▶ Problem details: Exactly reproduce the lines that follow.

─── Data supplied ───

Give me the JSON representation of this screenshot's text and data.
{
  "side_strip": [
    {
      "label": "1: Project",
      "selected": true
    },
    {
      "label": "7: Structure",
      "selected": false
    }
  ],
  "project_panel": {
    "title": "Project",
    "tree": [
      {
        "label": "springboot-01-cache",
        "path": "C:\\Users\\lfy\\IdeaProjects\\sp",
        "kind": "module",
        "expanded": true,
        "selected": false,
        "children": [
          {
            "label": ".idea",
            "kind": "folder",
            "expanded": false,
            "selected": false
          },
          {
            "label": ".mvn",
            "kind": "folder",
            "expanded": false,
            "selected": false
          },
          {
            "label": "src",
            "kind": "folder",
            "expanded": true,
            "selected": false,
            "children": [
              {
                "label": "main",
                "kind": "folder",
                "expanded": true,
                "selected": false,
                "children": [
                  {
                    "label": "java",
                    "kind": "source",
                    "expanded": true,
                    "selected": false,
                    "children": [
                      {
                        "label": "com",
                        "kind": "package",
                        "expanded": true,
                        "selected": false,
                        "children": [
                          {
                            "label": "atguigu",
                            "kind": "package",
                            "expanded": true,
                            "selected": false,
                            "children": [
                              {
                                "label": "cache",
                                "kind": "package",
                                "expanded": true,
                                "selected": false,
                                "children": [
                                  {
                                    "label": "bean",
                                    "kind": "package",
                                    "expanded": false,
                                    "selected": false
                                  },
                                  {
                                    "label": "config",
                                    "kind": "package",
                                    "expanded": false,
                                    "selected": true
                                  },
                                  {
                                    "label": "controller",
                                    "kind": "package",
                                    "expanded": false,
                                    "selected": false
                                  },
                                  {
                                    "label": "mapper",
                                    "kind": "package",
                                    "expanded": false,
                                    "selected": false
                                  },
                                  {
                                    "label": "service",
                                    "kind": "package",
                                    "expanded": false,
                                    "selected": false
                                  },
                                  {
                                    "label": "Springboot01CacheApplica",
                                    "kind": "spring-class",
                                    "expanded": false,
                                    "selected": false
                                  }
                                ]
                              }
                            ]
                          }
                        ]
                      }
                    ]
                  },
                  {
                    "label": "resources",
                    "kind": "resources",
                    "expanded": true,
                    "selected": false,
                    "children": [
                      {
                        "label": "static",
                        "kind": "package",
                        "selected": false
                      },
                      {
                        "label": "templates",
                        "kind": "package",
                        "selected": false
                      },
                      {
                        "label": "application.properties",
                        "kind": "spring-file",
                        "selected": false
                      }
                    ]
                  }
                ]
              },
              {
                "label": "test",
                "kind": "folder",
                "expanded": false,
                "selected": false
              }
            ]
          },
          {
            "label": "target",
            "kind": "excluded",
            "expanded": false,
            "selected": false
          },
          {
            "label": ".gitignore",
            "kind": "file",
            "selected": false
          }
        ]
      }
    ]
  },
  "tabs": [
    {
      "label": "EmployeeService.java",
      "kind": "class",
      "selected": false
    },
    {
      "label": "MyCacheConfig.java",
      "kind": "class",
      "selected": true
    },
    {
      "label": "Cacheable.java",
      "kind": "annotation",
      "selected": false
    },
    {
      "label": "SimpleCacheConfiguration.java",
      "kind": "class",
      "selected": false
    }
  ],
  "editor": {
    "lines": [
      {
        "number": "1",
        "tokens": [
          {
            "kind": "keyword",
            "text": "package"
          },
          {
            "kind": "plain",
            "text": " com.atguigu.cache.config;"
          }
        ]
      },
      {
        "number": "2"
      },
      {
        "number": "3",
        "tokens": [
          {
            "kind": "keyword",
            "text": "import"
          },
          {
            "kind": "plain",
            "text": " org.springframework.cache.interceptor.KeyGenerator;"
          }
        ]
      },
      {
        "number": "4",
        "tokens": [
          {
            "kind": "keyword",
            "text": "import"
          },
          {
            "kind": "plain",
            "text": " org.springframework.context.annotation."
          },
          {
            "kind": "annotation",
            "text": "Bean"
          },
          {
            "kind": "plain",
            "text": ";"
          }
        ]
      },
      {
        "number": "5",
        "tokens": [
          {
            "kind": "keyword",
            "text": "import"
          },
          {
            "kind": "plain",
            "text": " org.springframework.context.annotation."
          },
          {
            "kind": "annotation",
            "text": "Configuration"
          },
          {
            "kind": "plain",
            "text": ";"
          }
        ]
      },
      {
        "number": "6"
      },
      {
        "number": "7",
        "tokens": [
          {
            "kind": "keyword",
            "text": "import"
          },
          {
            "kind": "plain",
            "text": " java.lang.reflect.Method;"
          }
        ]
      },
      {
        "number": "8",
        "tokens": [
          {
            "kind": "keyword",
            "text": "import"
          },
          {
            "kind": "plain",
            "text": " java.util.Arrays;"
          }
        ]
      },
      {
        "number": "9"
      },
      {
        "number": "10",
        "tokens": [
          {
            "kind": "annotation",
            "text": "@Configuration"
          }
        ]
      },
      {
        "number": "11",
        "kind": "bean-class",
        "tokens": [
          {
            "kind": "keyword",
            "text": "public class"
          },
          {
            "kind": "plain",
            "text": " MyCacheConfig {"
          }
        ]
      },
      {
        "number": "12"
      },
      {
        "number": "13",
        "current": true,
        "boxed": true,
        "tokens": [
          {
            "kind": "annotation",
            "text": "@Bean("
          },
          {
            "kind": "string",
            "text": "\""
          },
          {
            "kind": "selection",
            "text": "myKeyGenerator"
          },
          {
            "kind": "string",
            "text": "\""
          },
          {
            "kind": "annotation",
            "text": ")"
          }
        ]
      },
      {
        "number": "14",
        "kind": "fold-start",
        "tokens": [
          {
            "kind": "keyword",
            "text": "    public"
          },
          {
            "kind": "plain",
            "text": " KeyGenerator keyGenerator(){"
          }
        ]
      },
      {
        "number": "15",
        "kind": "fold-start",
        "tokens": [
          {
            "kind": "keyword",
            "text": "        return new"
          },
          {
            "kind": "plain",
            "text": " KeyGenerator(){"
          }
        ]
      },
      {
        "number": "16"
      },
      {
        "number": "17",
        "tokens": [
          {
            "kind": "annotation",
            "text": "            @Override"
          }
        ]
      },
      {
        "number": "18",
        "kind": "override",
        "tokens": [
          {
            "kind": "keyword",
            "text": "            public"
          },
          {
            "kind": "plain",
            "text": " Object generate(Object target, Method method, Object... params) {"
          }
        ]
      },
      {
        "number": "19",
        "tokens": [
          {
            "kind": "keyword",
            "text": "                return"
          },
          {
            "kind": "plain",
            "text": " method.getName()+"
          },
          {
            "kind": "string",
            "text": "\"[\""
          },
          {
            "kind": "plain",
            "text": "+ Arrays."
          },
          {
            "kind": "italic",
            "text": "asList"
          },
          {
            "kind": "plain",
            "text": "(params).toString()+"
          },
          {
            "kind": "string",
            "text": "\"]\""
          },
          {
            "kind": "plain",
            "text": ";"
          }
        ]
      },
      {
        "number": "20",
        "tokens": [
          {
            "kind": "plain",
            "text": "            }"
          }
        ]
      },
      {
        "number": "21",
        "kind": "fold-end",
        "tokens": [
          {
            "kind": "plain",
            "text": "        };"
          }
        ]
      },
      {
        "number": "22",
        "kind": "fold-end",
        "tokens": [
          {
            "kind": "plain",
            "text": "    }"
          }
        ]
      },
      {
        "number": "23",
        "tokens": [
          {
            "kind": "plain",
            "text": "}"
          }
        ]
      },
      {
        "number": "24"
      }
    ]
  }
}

───

▶ The response:
Give me the JSON representation of this screenshot's text and data.
{
  "side_strip": [
    {
      "label": "1: Project",
      "selected": true
    },
    {
      "label": "7: Structure",
      "selected": false
    }
  ],
  "project_panel": {
    "title": "Project",
    "tree": [
      {
        "label": "springboot-01-cache",
        "path": "C:\\Users\\lfy\\IdeaProjects\\sp",
        "kind": "module",
        "expanded": true,
        "selected": false,
        "children": [
          {
            "label": ".idea",
            "kind": "folder",
            "expanded": false,
            "selected": false
          },
          {
            "label": ".mvn",
            "kind": "folder",
            "expanded": false,
            "selected": false
          },
          {
            "label": "src",
            "kind": "folder",
            "expanded": true,
            "selected": false,
            "children": [
              {
                "label": "main",
                "kind": "folder",
                "expanded": true,
                "selected": false,
                "children": [
                  {
                    "label": "java",
                    "kind": "source",
                    "expanded": true,
                    "selected": false,
                    "children": [
                      {
                        "label": "com",
                        "kind": "package",
                        "expanded": true,
                        "selected": false,
                        "children": [
                          {
                            "label": "atguigu",
                            "kind": "package",
                            "expanded": true,
                            "selected": false,
                            "children": [
                              {
                                "label": "cache",
                                "kind": "package",
                                "expanded": true,
                                "selected": false,
                                "children": [
                                  {
                                    "label": "bean",
                                    "kind": "package",
                                    "expanded": false,
                                    "selected": false
                                  },
                                  {
                                    "label": "config",
                                    "kind": "package",
                                    "expanded": false,
                                    "selected": true
                                  },
                                  {
                                    "label": "controller",
                                    "kind": "package",
                                    "expanded": false,
                                    "selected": false
                                  },
                                  {
                                    "label": "mapper",
                                    "kind": "package",
                                    "expanded": false,
                                    "selected": false
                                  },
                                  {
                                    "label": "service",
                                    "kind": "package",
                                    "expanded": false,
                                    "selected": false
                                  },
                                  {
                                    "label": "Springboot01CacheApplica",
                                    "kind": "spring-class",
                                    "expanded": false,
                                    "selected": false
                                  }
                                ]
                              }
                            ]
                          }
                        ]
                      }
                    ]
                  },
                  {
                    "label": "resources",
                    "kind": "resources",
                    "expanded": true,
                    "selected": false,
                    "children": [
                      {
                        "label": "static",
                        "kind": "package",
                        "selected": false
                      },
                      {
                        "label": "templates",
                        "kind": "package",
                        "selected": false
                      },
                      {
                        "label": "application.properties",
                        "kind": "spring-file",
                        "selected": false
                      }
                    ]
                  }
                ]
              },
              {
                "label": "test",
                "kind": "folder",
                "expanded": false,
                "selected": false
              }
            ]
          },
          {
            "label": "target",
            "kind": "excluded",
            "expanded": false,
            "selected": false
          },
          {
            "label": ".gitignore",
            "kind": "file",
            "selected": false
          }
        ]
      }
    ]
  },
  "tabs": [
    {
      "label": "EmployeeService.java",
      "kind": "class",
      "selected": false
    },
    {
      "label": "MyCacheConfig.java",
      "kind": "class",
      "selected": true
    },
    {
      "label": "Cacheable.java",
      "kind": "annotation",
      "selected": false
    },
    {
      "label": "SimpleCacheConfiguration.java",
      "kind": "class",
      "selected": false
    }
  ],
  "editor": {
    "lines": [
      {
        "number": "1",
        "tokens": [
          {
            "kind": "keyword",
            "text": "package"
          },
          {
            "kind": "plain",
            "text": " com.atguigu.cache.config;"
          }
        ]
      },
      {
        "number": "2"
      },
      {
        "number": "3",
        "tokens": [
          {
            "kind": "keyword",
            "text": "import"
          },
          {
            "kind": "plain",
            "text": " org.springframework.cache.interceptor.KeyGenerator;"
          }
        ]
      },
      {
        "number": "4",
        "tokens": [
          {
            "kind": "keyword",
            "text": "import"
          },
          {
            "kind": "plain",
            "text": " org.springframework.context.annotation."
          },
          {
            "kind": "annotation",
            "text": "Bean"
          },
          {
            "kind": "plain",
            "text": ";"
          }
        ]
      },
      {
        "number": "5",
        "tokens": [
          {
            "kind": "keyword",
            "text": "import"
          },
          {
            "kind": "plain",
            "text": " org.springframework.context.annotation."
          },
          {
            "kind": "annotation",
            "text": "Configuration"
          },
          {
            "kind": "plain",
            "text": ";"
          }
        ]
      },
      {
        "number": "6"
      },
      {
        "number": "7",
        "tokens": [
          {
            "kind": "keyword",
            "text": "import"
          },
          {
            "kind": "plain",
            "text": " java.lang.reflect.Method;"
          }
        ]
      },
      {
        "number": "8",
        "tokens": [
          {
            "kind": "keyword",
            "text": "import"
          },
          {
            "kind": "plain",
            "text": " java.util.Arrays;"
          }
        ]
      },
      {
        "number": "9"
      },
      {
        "number": "10",
        "tokens": [
          {
            "kind": "annotation",
            "text": "@Configuration"
          }
        ]
      },
      {
        "number": "11",
        "kind": "bean-class",
        "tokens": [
          {
            "kind": "keyword",
            "text": "public class"
          },
          {
            "kind": "plain",
            "text": " MyCacheConfig {"
          }
        ]
      },
      {
        "number": "12"
      },
      {
        "number": "13",
        "current": true,
        "boxed": true,
        "tokens": [
          {
            "kind": "annotation",
            "text": "@Bean("
          },
          {
            "kind": "string",
            "text": "\""
          },
          {
            "kind": "selection",
            "text": "myKeyGenerator"
          },
          {
            "kind": "string",
            "text": "\""
          },
          {
            "kind": "annotation",
            "text": ")"
          }
        ]
      },
      {
        "number": "14",
        "kind": "fold-start",
        "tokens": [
          {
            "kind": "keyword",
            "text": "    public"
          },
          {
            "kind": "plain",
            "text": " KeyGenerator keyGenerator(){"
          }
        ]
      },
      {
        "number": "15",
        "kind": "fold-start",
        "tokens": [
          {
            "kind": "keyword",
            "text": "        return new"
          },
          {
            "kind": "plain",
            "text": " KeyGenerator(){"
          }
        ]
      },
      {
        "number": "16"
      },
      {
        "number": "17",
        "tokens": [
          {
            "kind": "annotation",
            "text": "            @Override"
          }
        ]
      },
      {
        "number": "18",
        "kind": "override",
        "tokens": [
          {
            "kind": "keyword",
            "text": "            public"
          },
          {
            "kind": "plain",
            "text": " Object generate(Object target, Method method, Object... params) {"
          }
        ]
      },
      {
        "number": "19",
        "tokens": [
          {
            "kind": "keyword",
            "text": "                return"
          },
          {
            "kind": "plain",
            "text": " method.getName()+"
          },
          {
            "kind": "string",
            "text": "\"[\""
          },
          {
            "kind": "plain",
            "text": "+ Arrays."
          },
          {
            "kind": "italic",
            "text": "asList"
          },
          {
            "kind": "plain",
            "text": "(params).toString()+"
          },
          {
            "kind": "string",
            "text": "\"]\""
          },
          {
            "kind": "plain",
            "text": ";"
          }
        ]
      },
      {
        "number": "20",
        "tokens": [
          {
            "kind": "plain",
            "text": "            }"
          }
        ]
      },
      {
        "number": "21",
        "kind": "fold-end",
        "tokens": [
          {
            "kind": "plain",
            "text": "        };"
          }
        ]
      },
      {
        "number": "22",
        "kind": "fold-end",
        "tokens": [
          {
            "kind": "plain",
            "text": "    }"
          }
        ]
      },
      {
        "number": "23",
        "tokens": [
          {
            "kind": "plain",
            "text": "}"
          }
        ]
      },
      {
        "number": "24"
      }
    ]
  }
}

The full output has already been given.